[Start EXCERPTED RECORDS]

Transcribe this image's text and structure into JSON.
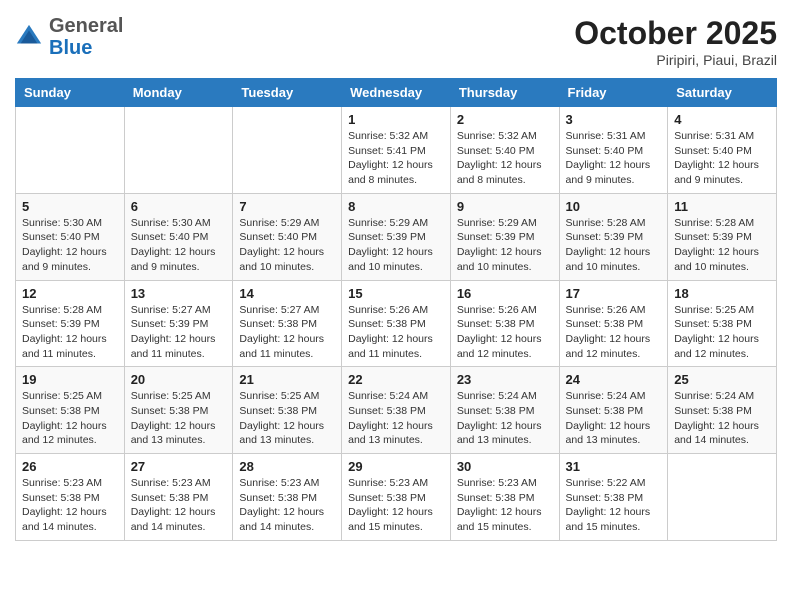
{
  "header": {
    "logo_general": "General",
    "logo_blue": "Blue",
    "month_title": "October 2025",
    "subtitle": "Piripiri, Piaui, Brazil"
  },
  "days_of_week": [
    "Sunday",
    "Monday",
    "Tuesday",
    "Wednesday",
    "Thursday",
    "Friday",
    "Saturday"
  ],
  "weeks": [
    [
      {
        "day": "",
        "info": ""
      },
      {
        "day": "",
        "info": ""
      },
      {
        "day": "",
        "info": ""
      },
      {
        "day": "1",
        "info": "Sunrise: 5:32 AM\nSunset: 5:41 PM\nDaylight: 12 hours\nand 8 minutes."
      },
      {
        "day": "2",
        "info": "Sunrise: 5:32 AM\nSunset: 5:40 PM\nDaylight: 12 hours\nand 8 minutes."
      },
      {
        "day": "3",
        "info": "Sunrise: 5:31 AM\nSunset: 5:40 PM\nDaylight: 12 hours\nand 9 minutes."
      },
      {
        "day": "4",
        "info": "Sunrise: 5:31 AM\nSunset: 5:40 PM\nDaylight: 12 hours\nand 9 minutes."
      }
    ],
    [
      {
        "day": "5",
        "info": "Sunrise: 5:30 AM\nSunset: 5:40 PM\nDaylight: 12 hours\nand 9 minutes."
      },
      {
        "day": "6",
        "info": "Sunrise: 5:30 AM\nSunset: 5:40 PM\nDaylight: 12 hours\nand 9 minutes."
      },
      {
        "day": "7",
        "info": "Sunrise: 5:29 AM\nSunset: 5:40 PM\nDaylight: 12 hours\nand 10 minutes."
      },
      {
        "day": "8",
        "info": "Sunrise: 5:29 AM\nSunset: 5:39 PM\nDaylight: 12 hours\nand 10 minutes."
      },
      {
        "day": "9",
        "info": "Sunrise: 5:29 AM\nSunset: 5:39 PM\nDaylight: 12 hours\nand 10 minutes."
      },
      {
        "day": "10",
        "info": "Sunrise: 5:28 AM\nSunset: 5:39 PM\nDaylight: 12 hours\nand 10 minutes."
      },
      {
        "day": "11",
        "info": "Sunrise: 5:28 AM\nSunset: 5:39 PM\nDaylight: 12 hours\nand 10 minutes."
      }
    ],
    [
      {
        "day": "12",
        "info": "Sunrise: 5:28 AM\nSunset: 5:39 PM\nDaylight: 12 hours\nand 11 minutes."
      },
      {
        "day": "13",
        "info": "Sunrise: 5:27 AM\nSunset: 5:39 PM\nDaylight: 12 hours\nand 11 minutes."
      },
      {
        "day": "14",
        "info": "Sunrise: 5:27 AM\nSunset: 5:38 PM\nDaylight: 12 hours\nand 11 minutes."
      },
      {
        "day": "15",
        "info": "Sunrise: 5:26 AM\nSunset: 5:38 PM\nDaylight: 12 hours\nand 11 minutes."
      },
      {
        "day": "16",
        "info": "Sunrise: 5:26 AM\nSunset: 5:38 PM\nDaylight: 12 hours\nand 12 minutes."
      },
      {
        "day": "17",
        "info": "Sunrise: 5:26 AM\nSunset: 5:38 PM\nDaylight: 12 hours\nand 12 minutes."
      },
      {
        "day": "18",
        "info": "Sunrise: 5:25 AM\nSunset: 5:38 PM\nDaylight: 12 hours\nand 12 minutes."
      }
    ],
    [
      {
        "day": "19",
        "info": "Sunrise: 5:25 AM\nSunset: 5:38 PM\nDaylight: 12 hours\nand 12 minutes."
      },
      {
        "day": "20",
        "info": "Sunrise: 5:25 AM\nSunset: 5:38 PM\nDaylight: 12 hours\nand 13 minutes."
      },
      {
        "day": "21",
        "info": "Sunrise: 5:25 AM\nSunset: 5:38 PM\nDaylight: 12 hours\nand 13 minutes."
      },
      {
        "day": "22",
        "info": "Sunrise: 5:24 AM\nSunset: 5:38 PM\nDaylight: 12 hours\nand 13 minutes."
      },
      {
        "day": "23",
        "info": "Sunrise: 5:24 AM\nSunset: 5:38 PM\nDaylight: 12 hours\nand 13 minutes."
      },
      {
        "day": "24",
        "info": "Sunrise: 5:24 AM\nSunset: 5:38 PM\nDaylight: 12 hours\nand 13 minutes."
      },
      {
        "day": "25",
        "info": "Sunrise: 5:24 AM\nSunset: 5:38 PM\nDaylight: 12 hours\nand 14 minutes."
      }
    ],
    [
      {
        "day": "26",
        "info": "Sunrise: 5:23 AM\nSunset: 5:38 PM\nDaylight: 12 hours\nand 14 minutes."
      },
      {
        "day": "27",
        "info": "Sunrise: 5:23 AM\nSunset: 5:38 PM\nDaylight: 12 hours\nand 14 minutes."
      },
      {
        "day": "28",
        "info": "Sunrise: 5:23 AM\nSunset: 5:38 PM\nDaylight: 12 hours\nand 14 minutes."
      },
      {
        "day": "29",
        "info": "Sunrise: 5:23 AM\nSunset: 5:38 PM\nDaylight: 12 hours\nand 15 minutes."
      },
      {
        "day": "30",
        "info": "Sunrise: 5:23 AM\nSunset: 5:38 PM\nDaylight: 12 hours\nand 15 minutes."
      },
      {
        "day": "31",
        "info": "Sunrise: 5:22 AM\nSunset: 5:38 PM\nDaylight: 12 hours\nand 15 minutes."
      },
      {
        "day": "",
        "info": ""
      }
    ]
  ]
}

[End EXCERPTED RECORDS]

• TASK INSTRUCTIONS:
Repeat the material verbatim. Do not carry over any picture.

• FULL RESPONSE:
Transcribe this image's text and structure into JSON.
{
  "header": {
    "logo_general": "General",
    "logo_blue": "Blue",
    "month_title": "October 2025",
    "subtitle": "Piripiri, Piaui, Brazil"
  },
  "days_of_week": [
    "Sunday",
    "Monday",
    "Tuesday",
    "Wednesday",
    "Thursday",
    "Friday",
    "Saturday"
  ],
  "weeks": [
    [
      {
        "day": "",
        "info": ""
      },
      {
        "day": "",
        "info": ""
      },
      {
        "day": "",
        "info": ""
      },
      {
        "day": "1",
        "info": "Sunrise: 5:32 AM\nSunset: 5:41 PM\nDaylight: 12 hours\nand 8 minutes."
      },
      {
        "day": "2",
        "info": "Sunrise: 5:32 AM\nSunset: 5:40 PM\nDaylight: 12 hours\nand 8 minutes."
      },
      {
        "day": "3",
        "info": "Sunrise: 5:31 AM\nSunset: 5:40 PM\nDaylight: 12 hours\nand 9 minutes."
      },
      {
        "day": "4",
        "info": "Sunrise: 5:31 AM\nSunset: 5:40 PM\nDaylight: 12 hours\nand 9 minutes."
      }
    ],
    [
      {
        "day": "5",
        "info": "Sunrise: 5:30 AM\nSunset: 5:40 PM\nDaylight: 12 hours\nand 9 minutes."
      },
      {
        "day": "6",
        "info": "Sunrise: 5:30 AM\nSunset: 5:40 PM\nDaylight: 12 hours\nand 9 minutes."
      },
      {
        "day": "7",
        "info": "Sunrise: 5:29 AM\nSunset: 5:40 PM\nDaylight: 12 hours\nand 10 minutes."
      },
      {
        "day": "8",
        "info": "Sunrise: 5:29 AM\nSunset: 5:39 PM\nDaylight: 12 hours\nand 10 minutes."
      },
      {
        "day": "9",
        "info": "Sunrise: 5:29 AM\nSunset: 5:39 PM\nDaylight: 12 hours\nand 10 minutes."
      },
      {
        "day": "10",
        "info": "Sunrise: 5:28 AM\nSunset: 5:39 PM\nDaylight: 12 hours\nand 10 minutes."
      },
      {
        "day": "11",
        "info": "Sunrise: 5:28 AM\nSunset: 5:39 PM\nDaylight: 12 hours\nand 10 minutes."
      }
    ],
    [
      {
        "day": "12",
        "info": "Sunrise: 5:28 AM\nSunset: 5:39 PM\nDaylight: 12 hours\nand 11 minutes."
      },
      {
        "day": "13",
        "info": "Sunrise: 5:27 AM\nSunset: 5:39 PM\nDaylight: 12 hours\nand 11 minutes."
      },
      {
        "day": "14",
        "info": "Sunrise: 5:27 AM\nSunset: 5:38 PM\nDaylight: 12 hours\nand 11 minutes."
      },
      {
        "day": "15",
        "info": "Sunrise: 5:26 AM\nSunset: 5:38 PM\nDaylight: 12 hours\nand 11 minutes."
      },
      {
        "day": "16",
        "info": "Sunrise: 5:26 AM\nSunset: 5:38 PM\nDaylight: 12 hours\nand 12 minutes."
      },
      {
        "day": "17",
        "info": "Sunrise: 5:26 AM\nSunset: 5:38 PM\nDaylight: 12 hours\nand 12 minutes."
      },
      {
        "day": "18",
        "info": "Sunrise: 5:25 AM\nSunset: 5:38 PM\nDaylight: 12 hours\nand 12 minutes."
      }
    ],
    [
      {
        "day": "19",
        "info": "Sunrise: 5:25 AM\nSunset: 5:38 PM\nDaylight: 12 hours\nand 12 minutes."
      },
      {
        "day": "20",
        "info": "Sunrise: 5:25 AM\nSunset: 5:38 PM\nDaylight: 12 hours\nand 13 minutes."
      },
      {
        "day": "21",
        "info": "Sunrise: 5:25 AM\nSunset: 5:38 PM\nDaylight: 12 hours\nand 13 minutes."
      },
      {
        "day": "22",
        "info": "Sunrise: 5:24 AM\nSunset: 5:38 PM\nDaylight: 12 hours\nand 13 minutes."
      },
      {
        "day": "23",
        "info": "Sunrise: 5:24 AM\nSunset: 5:38 PM\nDaylight: 12 hours\nand 13 minutes."
      },
      {
        "day": "24",
        "info": "Sunrise: 5:24 AM\nSunset: 5:38 PM\nDaylight: 12 hours\nand 13 minutes."
      },
      {
        "day": "25",
        "info": "Sunrise: 5:24 AM\nSunset: 5:38 PM\nDaylight: 12 hours\nand 14 minutes."
      }
    ],
    [
      {
        "day": "26",
        "info": "Sunrise: 5:23 AM\nSunset: 5:38 PM\nDaylight: 12 hours\nand 14 minutes."
      },
      {
        "day": "27",
        "info": "Sunrise: 5:23 AM\nSunset: 5:38 PM\nDaylight: 12 hours\nand 14 minutes."
      },
      {
        "day": "28",
        "info": "Sunrise: 5:23 AM\nSunset: 5:38 PM\nDaylight: 12 hours\nand 14 minutes."
      },
      {
        "day": "29",
        "info": "Sunrise: 5:23 AM\nSunset: 5:38 PM\nDaylight: 12 hours\nand 15 minutes."
      },
      {
        "day": "30",
        "info": "Sunrise: 5:23 AM\nSunset: 5:38 PM\nDaylight: 12 hours\nand 15 minutes."
      },
      {
        "day": "31",
        "info": "Sunrise: 5:22 AM\nSunset: 5:38 PM\nDaylight: 12 hours\nand 15 minutes."
      },
      {
        "day": "",
        "info": ""
      }
    ]
  ]
}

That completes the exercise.